*TASK*. List each line of the data that holds the string "фасада".

*DATA SUPPLIED*.
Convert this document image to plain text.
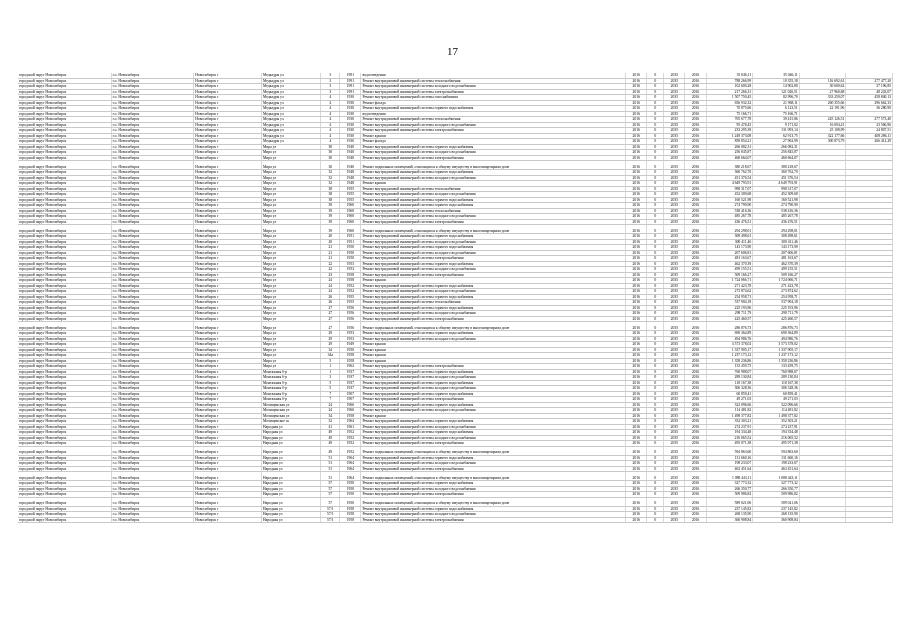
17
городской округ Новосибирск	г.о. Новосибирск	Новосибирск г	Медкадры ул	3	1991	водоотведения	2016	0	2035	2016	35 046,11	35 046,11		
городской округ Новосибирск	г.о. Новосибирск	Новосибирск г	Медкадры ул	3	1991	Ремонт внутридомовой инженерной системы теплоснабжения	2016	0	2035	2016	788 266,99	10 355,18	116 692,61	277 477,20
городской округ Новосибирск	г.о. Новосибирск	Новосибирск г	Медкадры ул	3	1991	Ремонт внутридомовой инженерной системы холодного водоснабжения	2016	0	2035	2016	102 600,28	14 902,80	30 600,62	37 196,85
городской округ Новосибирск	г.о. Новосибирск	Новосибирск г	Медкадры ул	3	1991	Ремонт внутридомовой инженерной системы электроснабжения	2016	0	2035	2016	217 266,31	121 026,51	27 960,68	48 243,07
городской округ Новосибирск	г.о. Новосибирск	Новосибирск г	Медкадры ул	4	1930	Ремонт внутридомовой инженерной системы газоснабжения	2016	0	2035	2016	1 507 750,45	82 996,70	333 259,07	458 840,13
городской округ Новосибирск	г.о. Новосибирск	Новосибирск г	Медкадры ул	4	1930	Ремонт фасада	2016	0	2035	2016	656 932,32	21 968,11	260 355,66	296 662,33
городской округ Новосибирск	г.о. Новосибирск	Новосибирск г	Медкадры ул	4	1930	Ремонт внутридомовой инженерной системы горячего водоснабжения	2016	0	2035	2016	70 875,66	6 123,51	22 191,96	36 280,90
городской округ Новосибирск	г.о. Новосибирск	Новосибирск г	Медкадры ул	4	1930	водоотведения	2016	0	2035	2016	75 166,71	75 166,71		
городской округ Новосибирск	г.о. Новосибирск	Новосибирск г	Медкадры ул	4	1930	Ремонт внутридомовой инженерной системы теплоснабжения	2016	0	2035	2016	705 677,78	39 415,86	245 126,51	277 573,40
городской округ Новосибирск	г.о. Новосибирск	Новосибирск г	Медкадры ул	4	1930	Ремонт внутридомовой инженерной системы холодного водоснабжения	2016	0	2035	2016	95 478,45	9 171,02	16 694,41	23 566,96
городской округ Новосибирск	г.о. Новосибирск	Новосибирск г	Медкадры ул	4	1930	Ремонт внутридомовой инженерной системы электроснабжения	2016	0	2035	2016	233 295,39	131 093,14	25 108,99	24 807,51
городской округ Новосибирск	г.о. Новосибирск	Новосибирск г	Медкадры ул	4	1930	Ремонт крыши	2016	0	2035	2016	1 249 373,08	62 913,75	322 177,66	408 286,11
городской округ Новосибирск	г.о. Новосибирск	Новосибирск г	Медкадры ул	4	1930	Ремонт фасада	2016	0	2035	2016	858 854,21	27 962,99	300 873,79	266 412,29
городской округ Новосибирск	г.о. Новосибирск	Новосибирск г	Мира ул	30	1940	Ремонт внутридомовой инженерной системы горячего водоснабжения	2016	0	2035	2016	266 082,31	266 082,31		
городской округ Новосибирск	г.о. Новосибирск	Новосибирск г	Мира ул	30	1940	Ремонт внутридомовой инженерной системы холодного водоснабжения	2016	0	2035	2016	256 845,87	256 845,87		
городской округ Новосибирск	г.о. Новосибирск	Новосибирск г	Мира ул	30	1940	Ремонт внутридомовой инженерной системы электроснабжения	2016	0	2035	2016	460 664,07	460 664,07		
городской округ Новосибирск	г.о. Новосибирск	Новосибирск г	Мира ул	30	1940	Ремонт подвальных помещений, относящихся к общему имуществу в многоквартирном доме	2016	0	2035	2016	380 218,67	380 218,67		
городской округ Новосибирск	г.о. Новосибирск	Новосибирск г	Мира ул	32	1948	Ремонт внутридомовой инженерной системы горячего водоснабжения	2016	0	2035	2016	360 762,70	360 762,70		
городской округ Новосибирск	г.о. Новосибирск	Новосибирск г	Мира ул	32	1948	Ремонт внутридомовой инженерной системы холодного водоснабжения	2016	0	2035	2016	451 376,54	451 376,54		
городской округ Новосибирск	г.о. Новосибирск	Новосибирск г	Мира ул	32	1948	Ремонт крыши	2016	0	2035	2016	4 649 793,91	4 649 793,91		
городской округ Новосибирск	г.о. Новосибирск	Новосибирск г	Мира ул	38	1955	Ремонт внутридомовой инженерной системы теплоснабжения	2016	0	2035	2016	998 317,07	998 317,07		
городской округ Новосибирск	г.о. Новосибирск	Новосибирск г	Мира ул	38	1955	Ремонт внутридомовой инженерной системы холодного водоснабжения	2016	0	2035	2016	452 309,68	452 309,68		
городской округ Новосибирск	г.о. Новосибирск	Новосибирск г	Мира ул	38	1955	Ремонт внутридомовой инженерной системы горячего водоснабжения	2016	0	2035	2016	160 521,98	160 521,98		
городской округ Новосибирск	г.о. Новосибирск	Новосибирск г	Мира ул	39	1960	Ремонт внутридомовой инженерной системы горячего водоснабжения	2016	0	2035	2016	274 790,90	274 790,90		
городской округ Новосибирск	г.о. Новосибирск	Новосибирск г	Мира ул	39	1960	Ремонт внутридомовой инженерной системы теплоснабжения	2016	0	2035	2016	538 416,36	538 416,36		
городской округ Новосибирск	г.о. Новосибирск	Новосибирск г	Мира ул	39	1960	Ремонт внутридомовой инженерной системы холодного водоснабжения	2016	0	2035	2016	485 267,78	485 267,78		
городской округ Новосибирск	г.о. Новосибирск	Новосибирск г	Мира ул	39	1960	Ремонт внутридомовой инженерной системы электроснабжения	2016	0	2035	2016	436 476,51	436 476,51		
городской округ Новосибирск	г.о. Новосибирск	Новосибирск г	Мира ул	39	1960	Ремонт подвальных помещений, относящихся к общему имуществу в многоквартирном доме	2016	0	2035	2016	294 298,01	294 298,01		
городской округ Новосибирск	г.о. Новосибирск	Новосибирск г	Мира ул	20	1951	Ремонт внутридомовой инженерной системы горячего водоснабжения	2016	0	2035	2016	308 498,61	308 498,61		
городской округ Новосибирск	г.о. Новосибирск	Новосибирск г	Мира ул	20	1951	Ремонт внутридомовой инженерной системы холодного водоснабжения	2016	0	2035	2016	300 411,46	300 411,46		
городской округ Новосибирск	г.о. Новосибирск	Новосибирск г	Мира ул	21	1950	Ремонт внутридомовой инженерной системы горячего водоснабжения	2016	0	2035	2016	143 173,90	143 173,90		
городской округ Новосибирск	г.о. Новосибирск	Новосибирск г	Мира ул	21	1950	Ремонт внутридомовой инженерной системы холодного водоснабжения	2016	0	2035	2016	207 606,81	207 606,81		
городской округ Новосибирск	г.о. Новосибирск	Новосибирск г	Мира ул	21	1950	Ремонт внутридомовой инженерной системы электроснабжения	2016	0	2035	2016	481 163,67	481 163,67		
городской округ Новосибирск	г.о. Новосибирск	Новосибирск г	Мира ул	22	1953	Ремонт внутридомовой инженерной системы горячего водоснабжения	2016	0	2035	2016	462 370,39	462 370,39		
городской округ Новосибирск	г.о. Новосибирск	Новосибирск г	Мира ул	22	1953	Ремонт внутридомовой инженерной системы холодного водоснабжения	2016	0	2035	2016	499 155,51	499 155,51		
городской округ Новосибирск	г.о. Новосибирск	Новосибирск г	Мира ул	23	1958	Ремонт внутридомовой инженерной системы электроснабжения	2016	0	2035	2016	509 166,27	509 166,27		
городской округ Новосибирск	г.о. Новосибирск	Новосибирск г	Мира ул	24	1958	Ремонт крыши	2016	0	2035	2016	1 724 066,71	1 724 066,71		
городской округ Новосибирск	г.о. Новосибирск	Новосибирск г	Мира ул	24	1952	Ремонт внутридомовой инженерной системы горячего водоснабжения	2016	0	2035	2016	271 423,78	271 423,78		
городской округ Новосибирск	г.о. Новосибирск	Новосибирск г	Мира ул	24	1952	Ремонт внутридомовой инженерной системы холодного водоснабжения	2016	0	2035	2016	273 874,62	273 874,62		
городской округ Новосибирск	г.о. Новосибирск	Новосибирск г	Мира ул	26	1955	Ремонт внутридомовой инженерной системы горячего водоснабжения	2016	0	2035	2016	254 958,71	254 958,71		
городской округ Новосибирск	г.о. Новосибирск	Новосибирск г	Мира ул	26	1955	Ремонт внутридомовой инженерной системы теплоснабжения	2016	0	2035	2016	537 904,18	537 904,18		
городской округ Новосибирск	г.о. Новосибирск	Новосибирск г	Мира ул	27	1956	Ремонт внутридомовой инженерной системы горячего водоснабжения	2016	0	2035	2016	225 193,96	225 193,96		
городской округ Новосибирск	г.о. Новосибирск	Новосибирск г	Мира ул	27	1956	Ремонт внутридомовой инженерной системы холодного водоснабжения	2016	0	2035	2016	298 711,79	298 711,79		
городской округ Новосибирск	г.о. Новосибирск	Новосибирск г	Мира ул	27	1956	Ремонт внутридомовой инженерной системы электроснабжения	2016	0	2035	2016	425 460,57	425 460,57		
городской округ Новосибирск	г.о. Новосибирск	Новосибирск г	Мира ул	27	1956	Ремонт подвальных помещений, относящихся к общему имуществу в многоквартирном доме	2016	0	2035	2016	286 876,73	286 876,73		
городской округ Новосибирск	г.о. Новосибирск	Новосибирск г	Мира ул	29	1953	Ремонт внутридомовой инженерной системы горячего водоснабжения	2016	0	2035	2016	690 364,89	690 364,89		
городской округ Новосибирск	г.о. Новосибирск	Новосибирск г	Мира ул	29	1953	Ремонт внутридомовой инженерной системы холодного водоснабжения	2016	0	2035	2016	494 986,76	494 986,76		
городской округ Новосибирск	г.о. Новосибирск	Новосибирск г	Мира ул	29	1949	Ремонт крыши	2016	0	2035	2016	3 573 378,02	3 573 378,02		
городской округ Новосибирск	г.о. Новосибирск	Новосибирск г	Мира ул	34	1950	Ремонт крыши	2016	0	2035	2016	1 337 905,17	1 337 905,17		
городской округ Новосибирск	г.о. Новосибирск	Новосибирск г	Мира ул	34а	1958	Ремонт крыши	2016	0	2035	2016	1 237 173,12	1 237 173,12		
городской округ Новосибирск	г.о. Новосибирск	Новосибирск г	Мира ул	5	1958	Ремонт крыши	2016	0	2035	2016	1 358 236,86	1 358 236,86		
городской округ Новосибирск	г.о. Новосибирск	Новосибирск г	Мира ул	1	1962	Ремонт внутридомовой инженерной системы электроснабжения	2016	0	2035	2016	133 459,75	133 459,75		
городской округ Новосибирск	г.о. Новосибирск	Новосибирск г	Монтажная б-р	1	1937	Ремонт внутридомовой инженерной системы горячего водоснабжения	2016	0	2035	2016	760 988,07	760 988,07		
городской округ Новосибирск	г.о. Новосибирск	Новосибирск г	Монтажная б-р	3	1937	Ремонт внутридомовой инженерной системы холодного водоснабжения	2016	0	2035	2016	289 130,84	289 130,84		
городской округ Новосибирск	г.о. Новосибирск	Новосибирск г	Монтажная б-р	5	1937	Ремонт внутридомовой инженерной системы горячего водоснабжения	2016	0	2035	2016	118 167,38	118 167,38		
городской округ Новосибирск	г.о. Новосибирск	Новосибирск г	Монтажная б-р	5	1937	Ремонт внутридомовой инженерной системы холодного водоснабжения	2016	0	2035	2016	306 328,36	306 328,36		
городской округ Новосибирск	г.о. Новосибирск	Новосибирск г	Монтажная б-р	7	1907	Ремонт внутридомовой инженерной системы горячего водоснабжения	2016	0	2035	2016	60 859,41	60 859,41		
городской округ Новосибирск	г.о. Новосибирск	Новосибирск г	Монтажная б-р	7	1907	Ремонт внутридомовой инженерной системы электроснабжения	2016	0	2035	2016	49 271,03	49 271,03		
городской округ Новосибирск	г.о. Новосибирск	Новосибирск г	Мочищенская ул	24	1966	Ремонт внутридомовой инженерной системы горячего водоснабжения	2016	0	2035	2016	322 096,66	322 096,66		
городской округ Новосибирск	г.о. Новосибирск	Новосибирск г	Мочищенская ул	24	1966	Ремонт внутридомовой инженерной системы холодного водоснабжения	2016	0	2035	2016	114 481,82	114 481,82		
городской округ Новосибирск	г.о. Новосибирск	Новосибирск г	Мочищенская ул	34	1958	Ремонт крыши	2016	0	2035	2016	1 498 377,82	1 498 377,82		
городской округ Новосибирск	г.о. Новосибирск	Новосибирск г	Мочищенское ш	32	1964	Ремонт внутридомовой инженерной системы горячего водоснабжения	2016	0	2035	2016	352 303,21	352 303,21		
городской округ Новосибирск	г.о. Новосибирск	Новосибирск г	Народная ул	41	1961	Ремонт внутридомовой инженерной системы холодного водоснабжения	2016	0	2035	2016	274 237,91	274 237,91		
городской округ Новосибирск	г.о. Новосибирск	Новосибирск г	Народная ул	49	1952	Ремонт внутридомовой инженерной системы горячего водоснабжения	2016	0	2035	2016	194 334,48	194 334,48		
городской округ Новосибирск	г.о. Новосибирск	Новосибирск г	Народная ул	49	1952	Ремонт внутридомовой инженерной системы холодного водоснабжения	2016	0	2035	2016	216 065,52	216 065,52		
городской округ Новосибирск	г.о. Новосибирск	Новосибирск г	Народная ул	49	1952	Ремонт внутридомовой инженерной системы электроснабжения	2016	0	2035	2016	495 071,38	495 071,38		
городской округ Новосибирск	г.о. Новосибирск	Новосибирск г	Народная ул	49	1952	Ремонт подвальных помещений, относящихся к общему имуществу в многоквартирном доме	2016	0	2035	2016	594 863,60	594 863,60		
городской округ Новосибирск	г.о. Новосибирск	Новосибирск г	Народная ул	51	1964	Ремонт внутридомовой инженерной системы горячего водоснабжения	2016	0	2035	2016	131 660,16	131 660,16		
городской округ Новосибирск	г.о. Новосибирск	Новосибирск г	Народная ул	51	1964	Ремонт внутридомовой инженерной системы холодного водоснабжения	2016	0	2035	2016	198 233,07	198 233,07		
городской округ Новосибирск	г.о. Новосибирск	Новосибирск г	Народная ул	51	1964	Ремонт внутридомовой инженерной системы электроснабжения	2016	0	2035	2016	463 451,64	463 451,64		
городской округ Новосибирск	г.о. Новосибирск	Новосибирск г	Народная ул	51	1964	Ремонт подвальных помещений, относящихся к общему имуществу в многоквартирном доме	2016	0	2035	2016	1 088 443,11	1 088 443,11		
городской округ Новосибирск	г.о. Новосибирск	Новосибирск г	Народная ул	57	1950	Ремонт внутридомовой инженерной системы горячего водоснабжения	2016	0	2035	2016	327 773,32	327 773,32		
городской округ Новосибирск	г.о. Новосибирск	Новосибирск г	Народная ул	57	1950	Ремонт внутридомовой инженерной системы холодного водоснабжения	2016	0	2035	2016	266 350,77	266 350,77		
городской округ Новосибирск	г.о. Новосибирск	Новосибирск г	Народная ул	57	1950	Ремонт внутридомовой инженерной системы электроснабжения	2016	0	2035	2016	509 986,82	509 986,82		
городской округ Новосибирск	г.о. Новосибирск	Новосибирск г	Народная ул	57	1950	Ремонт подвальных помещений, относящихся к общему имуществу в многоквартирном доме	2016	0	2035	2016	589 021,06	589 021,06		
городской округ Новосибирск	г.о. Новосибирск	Новосибирск г	Народная ул	57/1	1958	Ремонт внутридомовой инженерной системы горячего водоснабжения	2016	0	2035	2016	237 145,82	237 145,82		
городской округ Новосибирск	г.о. Новосибирск	Новосибирск г	Народная ул	57/1	1958	Ремонт внутридомовой инженерной системы холодного водоснабжения	2016	0	2035	2016	268 135,90	268 135,90		
городской округ Новосибирск	г.о. Новосибирск	Новосибирск г	Народная ул	57/1	1958	Ремонт внутридомовой инженерной системы электроснабжения	2016	0	2035	2016	360 908,84	360 908,84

*CORRECT RESULT*.
городской округ Новосибирск	г.о. Новосибирск	Новосибирск г	Медкадры ул	4	1930	Ремонт фасада	2016	0	2035	2016	656 932,32	21 968,11	260 355,66	296 662,33
городской округ Новосибирск	г.о. Новосибирск	Новосибирск г	Медкадры ул	4	1930	Ремонт фасада	2016	0	2035	2016	858 854,21	27 962,99	300 873,79	266 412,29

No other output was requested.